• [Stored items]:
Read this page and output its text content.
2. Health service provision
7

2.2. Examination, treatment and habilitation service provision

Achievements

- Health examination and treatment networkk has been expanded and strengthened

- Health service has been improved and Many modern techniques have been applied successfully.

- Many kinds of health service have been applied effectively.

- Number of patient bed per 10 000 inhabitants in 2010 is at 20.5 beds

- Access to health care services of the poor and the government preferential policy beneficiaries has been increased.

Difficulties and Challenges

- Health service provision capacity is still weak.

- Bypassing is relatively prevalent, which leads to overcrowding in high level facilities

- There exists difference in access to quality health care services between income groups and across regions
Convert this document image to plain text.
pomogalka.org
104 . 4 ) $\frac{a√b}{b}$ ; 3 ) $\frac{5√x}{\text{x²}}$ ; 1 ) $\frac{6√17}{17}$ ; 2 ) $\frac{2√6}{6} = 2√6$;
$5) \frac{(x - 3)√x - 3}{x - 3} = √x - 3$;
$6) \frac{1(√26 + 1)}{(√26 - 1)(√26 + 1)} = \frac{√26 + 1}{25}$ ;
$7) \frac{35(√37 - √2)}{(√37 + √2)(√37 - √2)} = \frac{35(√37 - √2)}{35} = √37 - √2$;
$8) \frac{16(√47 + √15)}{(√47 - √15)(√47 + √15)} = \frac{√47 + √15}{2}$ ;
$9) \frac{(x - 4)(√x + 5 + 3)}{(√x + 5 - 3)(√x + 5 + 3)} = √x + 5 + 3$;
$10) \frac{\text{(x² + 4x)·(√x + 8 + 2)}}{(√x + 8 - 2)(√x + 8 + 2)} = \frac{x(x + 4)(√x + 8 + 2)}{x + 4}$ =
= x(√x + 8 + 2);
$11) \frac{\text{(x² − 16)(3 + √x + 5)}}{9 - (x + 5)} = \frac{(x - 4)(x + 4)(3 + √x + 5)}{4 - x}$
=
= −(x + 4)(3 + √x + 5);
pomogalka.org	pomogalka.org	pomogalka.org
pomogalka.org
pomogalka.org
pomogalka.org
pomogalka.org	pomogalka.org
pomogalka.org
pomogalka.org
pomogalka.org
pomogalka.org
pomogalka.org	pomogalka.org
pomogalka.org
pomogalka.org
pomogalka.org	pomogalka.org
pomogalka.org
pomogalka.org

• [Short problem]: Restate the listing above word for word.

• [Exercise result]:
Read this page and output its text content.
2. Health service provision
7

2.2. Examination, treatment and habilitation service provision

Achievements

- Health examination and treatment networkk has been expanded and strengthened

- Health service has been improved and Many modern techniques have been applied successfully.

- Many kinds of health service have been applied effectively.

- Number of patient bed per 10 000 inhabitants in 2010 is at 20.5 beds

- Access to health care services of the poor and the government preferential policy beneficiaries has been increased.

Difficulties and Challenges

- Health service provision capacity is still weak.

- Bypassing is relatively prevalent, which leads to overcrowding in high level facilities

- There exists difference in access to quality health care services between income groups and across regions
Convert this document image to plain text.
pomogalka.org
104 . 4 ) $\frac{a√b}{b}$ ; 3 ) $\frac{5√x}{\text{x²}}$ ; 1 ) $\frac{6√17}{17}$ ; 2 ) $\frac{2√6}{6} = 2√6$;
$5) \frac{(x - 3)√x - 3}{x - 3} = √x - 3$;
$6) \frac{1(√26 + 1)}{(√26 - 1)(√26 + 1)} = \frac{√26 + 1}{25}$ ;
$7) \frac{35(√37 - √2)}{(√37 + √2)(√37 - √2)} = \frac{35(√37 - √2)}{35} = √37 - √2$;
$8) \frac{16(√47 + √15)}{(√47 - √15)(√47 + √15)} = \frac{√47 + √15}{2}$ ;
$9) \frac{(x - 4)(√x + 5 + 3)}{(√x + 5 - 3)(√x + 5 + 3)} = √x + 5 + 3$;
$10) \frac{\text{(x² + 4x)·(√x + 8 + 2)}}{(√x + 8 - 2)(√x + 8 + 2)} = \frac{x(x + 4)(√x + 8 + 2)}{x + 4}$ =
= x(√x + 8 + 2);
$11) \frac{\text{(x² − 16)(3 + √x + 5)}}{9 - (x + 5)} = \frac{(x - 4)(x + 4)(3 + √x + 5)}{4 - x}$
=
= −(x + 4)(3 + √x + 5);
pomogalka.org	pomogalka.org	pomogalka.org
pomogalka.org
pomogalka.org
pomogalka.org
pomogalka.org	pomogalka.org
pomogalka.org
pomogalka.org
pomogalka.org
pomogalka.org
pomogalka.org	pomogalka.org
pomogalka.org
pomogalka.org
pomogalka.org	pomogalka.org
pomogalka.org
pomogalka.org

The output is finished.